**WHAT IS REQUIRED:** Filter out everything except lines holding "value".

**SUPPLIED DATA:**
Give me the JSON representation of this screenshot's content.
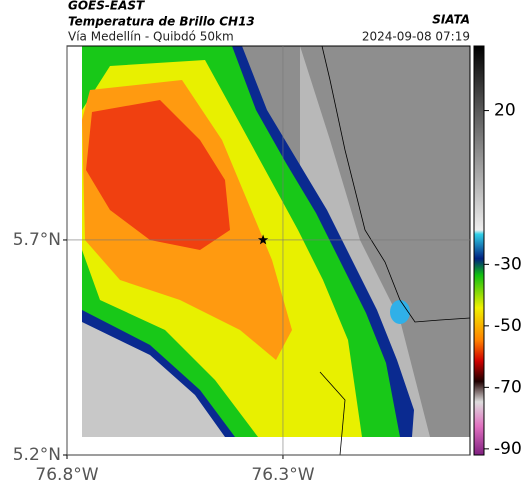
{
  "header": {
    "title": "GOES-EAST",
    "subtitle": "Temperatura de Brillo CH13",
    "source": "SIATA",
    "location": "Vía Medellín - Quibdó 50km",
    "timestamp": "2024-09-08 07:19"
  },
  "map": {
    "xlim": [
      -76.8,
      -75.867
    ],
    "ylim": [
      5.2,
      6.151
    ],
    "xticks": [
      {
        "value": -76.8,
        "label": "76.8°W"
      },
      {
        "value": -76.3,
        "label": "76.3°W"
      }
    ],
    "yticks": [
      {
        "value": 5.2,
        "label": "5.2°N"
      },
      {
        "value": 5.7,
        "label": "5.7°N"
      }
    ],
    "grid": true,
    "marker": {
      "lon": -76.346,
      "lat": 5.7
    }
  },
  "colorbar": {
    "clim": [
      -92,
      41
    ],
    "ticks": [
      20,
      -30,
      -50,
      -70,
      -90
    ]
  }
}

**FINAL RESULT:**
        "value": -76.8,
        "value": -76.3,
        "value": 5.2,
        "value": 5.7,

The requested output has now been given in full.